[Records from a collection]
____________

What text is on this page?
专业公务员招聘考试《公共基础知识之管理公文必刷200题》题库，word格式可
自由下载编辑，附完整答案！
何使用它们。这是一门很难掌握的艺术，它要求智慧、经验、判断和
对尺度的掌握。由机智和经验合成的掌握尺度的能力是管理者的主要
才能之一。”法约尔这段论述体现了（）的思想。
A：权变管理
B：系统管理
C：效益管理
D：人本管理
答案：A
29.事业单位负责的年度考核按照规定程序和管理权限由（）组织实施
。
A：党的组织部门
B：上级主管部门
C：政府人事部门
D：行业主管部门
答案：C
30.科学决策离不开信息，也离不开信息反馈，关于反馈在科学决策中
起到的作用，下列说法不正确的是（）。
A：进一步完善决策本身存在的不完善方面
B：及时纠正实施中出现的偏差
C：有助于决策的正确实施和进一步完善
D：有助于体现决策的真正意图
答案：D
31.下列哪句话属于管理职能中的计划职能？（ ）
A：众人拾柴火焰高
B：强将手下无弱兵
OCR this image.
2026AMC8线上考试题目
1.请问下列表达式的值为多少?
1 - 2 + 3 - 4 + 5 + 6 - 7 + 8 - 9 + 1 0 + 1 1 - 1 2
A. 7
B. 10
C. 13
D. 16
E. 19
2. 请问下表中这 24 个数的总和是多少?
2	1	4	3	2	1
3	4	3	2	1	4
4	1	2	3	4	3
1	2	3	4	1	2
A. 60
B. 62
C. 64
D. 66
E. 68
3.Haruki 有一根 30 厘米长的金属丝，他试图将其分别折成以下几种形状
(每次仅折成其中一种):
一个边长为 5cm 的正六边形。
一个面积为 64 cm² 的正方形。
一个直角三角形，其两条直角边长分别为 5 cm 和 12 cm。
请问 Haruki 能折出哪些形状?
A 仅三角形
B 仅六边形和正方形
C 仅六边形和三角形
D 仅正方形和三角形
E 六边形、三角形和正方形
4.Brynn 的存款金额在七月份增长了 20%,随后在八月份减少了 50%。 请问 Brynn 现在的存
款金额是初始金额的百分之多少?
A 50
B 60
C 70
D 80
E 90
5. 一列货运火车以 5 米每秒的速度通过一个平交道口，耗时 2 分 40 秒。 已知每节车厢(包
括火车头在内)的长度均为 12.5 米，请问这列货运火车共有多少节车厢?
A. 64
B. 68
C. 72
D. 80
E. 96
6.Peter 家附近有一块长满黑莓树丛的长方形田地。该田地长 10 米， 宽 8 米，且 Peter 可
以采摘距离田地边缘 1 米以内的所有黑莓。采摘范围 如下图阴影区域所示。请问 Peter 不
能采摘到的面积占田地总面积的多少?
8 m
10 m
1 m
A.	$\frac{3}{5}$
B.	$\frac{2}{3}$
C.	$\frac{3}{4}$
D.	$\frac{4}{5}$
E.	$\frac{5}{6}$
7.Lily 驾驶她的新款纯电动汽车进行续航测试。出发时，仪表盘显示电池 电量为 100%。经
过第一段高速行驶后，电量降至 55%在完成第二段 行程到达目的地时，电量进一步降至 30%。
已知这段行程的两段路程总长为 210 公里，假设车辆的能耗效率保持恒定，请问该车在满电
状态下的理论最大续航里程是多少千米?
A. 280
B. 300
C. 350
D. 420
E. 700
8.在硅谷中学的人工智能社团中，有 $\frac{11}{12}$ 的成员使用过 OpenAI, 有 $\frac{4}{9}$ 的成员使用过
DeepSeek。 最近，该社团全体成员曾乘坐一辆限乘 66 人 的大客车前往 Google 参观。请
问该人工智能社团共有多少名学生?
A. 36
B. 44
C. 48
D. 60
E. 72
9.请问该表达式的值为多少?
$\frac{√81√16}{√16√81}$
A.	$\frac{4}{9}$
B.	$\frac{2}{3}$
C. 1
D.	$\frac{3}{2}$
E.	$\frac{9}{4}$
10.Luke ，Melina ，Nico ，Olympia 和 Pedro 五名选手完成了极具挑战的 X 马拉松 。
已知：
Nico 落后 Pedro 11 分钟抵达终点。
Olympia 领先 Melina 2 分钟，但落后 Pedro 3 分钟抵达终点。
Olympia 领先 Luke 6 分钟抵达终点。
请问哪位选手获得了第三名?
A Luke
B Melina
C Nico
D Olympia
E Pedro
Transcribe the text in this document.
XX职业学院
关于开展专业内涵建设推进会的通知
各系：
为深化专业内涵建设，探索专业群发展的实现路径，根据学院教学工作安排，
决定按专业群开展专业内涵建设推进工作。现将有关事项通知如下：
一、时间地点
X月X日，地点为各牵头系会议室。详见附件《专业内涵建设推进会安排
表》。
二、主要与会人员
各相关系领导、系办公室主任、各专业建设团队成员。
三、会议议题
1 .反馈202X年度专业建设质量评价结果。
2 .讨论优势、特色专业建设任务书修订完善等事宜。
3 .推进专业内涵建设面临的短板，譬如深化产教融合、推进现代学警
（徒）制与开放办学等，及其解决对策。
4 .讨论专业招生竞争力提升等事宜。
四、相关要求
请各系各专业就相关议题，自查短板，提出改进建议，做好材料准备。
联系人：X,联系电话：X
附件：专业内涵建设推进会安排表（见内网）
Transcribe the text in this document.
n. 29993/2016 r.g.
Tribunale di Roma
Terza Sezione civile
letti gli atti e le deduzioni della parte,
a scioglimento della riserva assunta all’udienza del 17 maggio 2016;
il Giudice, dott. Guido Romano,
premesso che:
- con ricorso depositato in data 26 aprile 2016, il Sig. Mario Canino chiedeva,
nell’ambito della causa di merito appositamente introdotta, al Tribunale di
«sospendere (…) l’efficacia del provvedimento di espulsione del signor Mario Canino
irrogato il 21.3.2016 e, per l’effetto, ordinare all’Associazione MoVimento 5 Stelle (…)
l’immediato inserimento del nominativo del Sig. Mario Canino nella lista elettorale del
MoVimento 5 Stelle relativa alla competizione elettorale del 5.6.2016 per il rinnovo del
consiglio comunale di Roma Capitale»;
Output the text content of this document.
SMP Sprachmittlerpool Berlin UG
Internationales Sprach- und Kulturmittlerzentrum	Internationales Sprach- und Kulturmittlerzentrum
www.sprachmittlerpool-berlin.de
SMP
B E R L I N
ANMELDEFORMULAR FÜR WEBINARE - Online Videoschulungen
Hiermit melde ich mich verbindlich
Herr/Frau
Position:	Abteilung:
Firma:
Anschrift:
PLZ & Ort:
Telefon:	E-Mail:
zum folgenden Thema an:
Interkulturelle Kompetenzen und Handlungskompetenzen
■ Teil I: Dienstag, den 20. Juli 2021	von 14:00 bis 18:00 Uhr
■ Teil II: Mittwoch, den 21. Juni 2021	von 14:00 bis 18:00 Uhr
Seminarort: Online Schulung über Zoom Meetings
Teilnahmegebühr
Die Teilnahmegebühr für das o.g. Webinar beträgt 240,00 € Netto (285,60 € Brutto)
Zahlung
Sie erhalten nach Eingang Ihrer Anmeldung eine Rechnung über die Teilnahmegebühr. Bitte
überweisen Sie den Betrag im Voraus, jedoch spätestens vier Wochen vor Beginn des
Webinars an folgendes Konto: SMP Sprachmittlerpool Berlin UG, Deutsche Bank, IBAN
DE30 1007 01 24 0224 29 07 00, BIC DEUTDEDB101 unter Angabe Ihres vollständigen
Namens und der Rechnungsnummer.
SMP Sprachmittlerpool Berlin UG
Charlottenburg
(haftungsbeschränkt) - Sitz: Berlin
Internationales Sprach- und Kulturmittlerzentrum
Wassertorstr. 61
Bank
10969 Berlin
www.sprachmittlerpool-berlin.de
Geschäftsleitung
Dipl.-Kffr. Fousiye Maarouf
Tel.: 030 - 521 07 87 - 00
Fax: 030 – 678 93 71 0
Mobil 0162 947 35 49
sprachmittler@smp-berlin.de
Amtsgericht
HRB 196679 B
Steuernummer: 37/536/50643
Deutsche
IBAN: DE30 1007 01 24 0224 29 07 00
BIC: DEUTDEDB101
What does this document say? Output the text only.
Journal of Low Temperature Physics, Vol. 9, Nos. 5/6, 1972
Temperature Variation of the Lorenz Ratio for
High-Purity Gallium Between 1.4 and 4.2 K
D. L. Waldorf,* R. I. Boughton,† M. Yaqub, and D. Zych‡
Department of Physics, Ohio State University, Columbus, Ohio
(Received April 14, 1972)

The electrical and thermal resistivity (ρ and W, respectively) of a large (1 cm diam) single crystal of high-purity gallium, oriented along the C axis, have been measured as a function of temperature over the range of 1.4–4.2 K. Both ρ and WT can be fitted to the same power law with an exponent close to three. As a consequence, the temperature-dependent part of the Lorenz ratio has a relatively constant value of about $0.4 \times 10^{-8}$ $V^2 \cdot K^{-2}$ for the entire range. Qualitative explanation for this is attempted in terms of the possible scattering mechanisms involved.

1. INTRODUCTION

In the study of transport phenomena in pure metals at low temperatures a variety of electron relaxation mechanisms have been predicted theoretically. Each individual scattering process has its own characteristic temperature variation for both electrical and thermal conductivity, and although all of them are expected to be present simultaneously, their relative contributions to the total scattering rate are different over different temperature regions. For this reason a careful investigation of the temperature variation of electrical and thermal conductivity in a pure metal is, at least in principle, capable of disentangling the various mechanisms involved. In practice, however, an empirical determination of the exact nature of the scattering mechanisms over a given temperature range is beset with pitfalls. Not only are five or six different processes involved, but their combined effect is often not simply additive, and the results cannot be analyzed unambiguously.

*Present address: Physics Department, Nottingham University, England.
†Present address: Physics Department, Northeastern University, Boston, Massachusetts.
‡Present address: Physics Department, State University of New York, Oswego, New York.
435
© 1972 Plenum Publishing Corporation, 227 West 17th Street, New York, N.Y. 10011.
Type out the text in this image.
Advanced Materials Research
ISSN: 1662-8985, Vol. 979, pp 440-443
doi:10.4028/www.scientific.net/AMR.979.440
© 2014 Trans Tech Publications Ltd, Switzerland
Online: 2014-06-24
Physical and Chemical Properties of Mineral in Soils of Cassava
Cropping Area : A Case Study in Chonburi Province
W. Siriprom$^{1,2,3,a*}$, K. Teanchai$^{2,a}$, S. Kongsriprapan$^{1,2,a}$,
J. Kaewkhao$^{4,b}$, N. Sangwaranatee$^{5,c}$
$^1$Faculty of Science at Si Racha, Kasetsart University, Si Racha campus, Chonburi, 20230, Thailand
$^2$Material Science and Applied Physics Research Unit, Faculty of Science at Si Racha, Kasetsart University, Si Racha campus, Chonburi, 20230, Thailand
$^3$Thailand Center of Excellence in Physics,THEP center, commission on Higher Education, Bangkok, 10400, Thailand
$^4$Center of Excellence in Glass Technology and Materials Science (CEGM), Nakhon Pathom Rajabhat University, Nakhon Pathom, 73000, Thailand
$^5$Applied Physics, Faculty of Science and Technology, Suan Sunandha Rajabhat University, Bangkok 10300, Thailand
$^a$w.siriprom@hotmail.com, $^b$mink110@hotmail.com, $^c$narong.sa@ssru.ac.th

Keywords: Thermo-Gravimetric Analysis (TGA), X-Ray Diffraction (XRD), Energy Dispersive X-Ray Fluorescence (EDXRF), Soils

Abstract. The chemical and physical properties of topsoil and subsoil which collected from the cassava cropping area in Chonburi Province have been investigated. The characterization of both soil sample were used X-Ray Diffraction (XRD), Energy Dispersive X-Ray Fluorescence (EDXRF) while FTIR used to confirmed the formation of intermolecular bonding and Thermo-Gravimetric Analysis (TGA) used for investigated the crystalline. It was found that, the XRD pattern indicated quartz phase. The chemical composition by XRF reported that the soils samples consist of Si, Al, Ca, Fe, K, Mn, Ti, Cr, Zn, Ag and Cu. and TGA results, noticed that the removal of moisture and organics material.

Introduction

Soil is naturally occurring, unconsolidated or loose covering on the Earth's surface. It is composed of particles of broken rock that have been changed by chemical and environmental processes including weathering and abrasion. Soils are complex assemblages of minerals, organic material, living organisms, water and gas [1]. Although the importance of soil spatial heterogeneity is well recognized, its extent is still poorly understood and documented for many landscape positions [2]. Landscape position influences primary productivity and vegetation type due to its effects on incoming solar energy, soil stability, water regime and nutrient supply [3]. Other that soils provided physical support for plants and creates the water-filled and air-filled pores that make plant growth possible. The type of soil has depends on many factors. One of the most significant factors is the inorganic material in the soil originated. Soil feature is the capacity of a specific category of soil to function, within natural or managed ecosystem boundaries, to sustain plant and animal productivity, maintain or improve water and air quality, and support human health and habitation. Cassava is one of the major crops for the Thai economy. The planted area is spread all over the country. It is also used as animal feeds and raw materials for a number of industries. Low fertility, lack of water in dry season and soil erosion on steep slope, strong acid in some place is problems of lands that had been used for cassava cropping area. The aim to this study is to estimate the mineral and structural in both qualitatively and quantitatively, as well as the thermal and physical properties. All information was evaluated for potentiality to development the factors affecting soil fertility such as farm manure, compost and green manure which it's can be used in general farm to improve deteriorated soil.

____________

* **Task directions**: Collect the lines that hold "Province".

* **The result**:
Cropping Area : A Case Study in Chonburi Province
Abstract. The chemical and physical properties of topsoil and subsoil which collected from the cassava cropping area in Chonburi Province have been investigated. The characterization of both soil sample were used X-Ray Diffraction (XRD), Energy Dispersive X-Ray Fluorescence (EDXRF) while FTIR used to confirmed the formation of intermolecular bonding and Thermo-Gravimetric Analysis (TGA) used for investigated the crystalline. It was found that, the XRD pattern indicated quartz phase. The chemical composition by XRF reported that the soils samples consist of Si, Al, Ca, Fe, K, Mn, Ti, Cr, Zn, Ag and Cu. and TGA results, noticed that the removal of moisture and organics material.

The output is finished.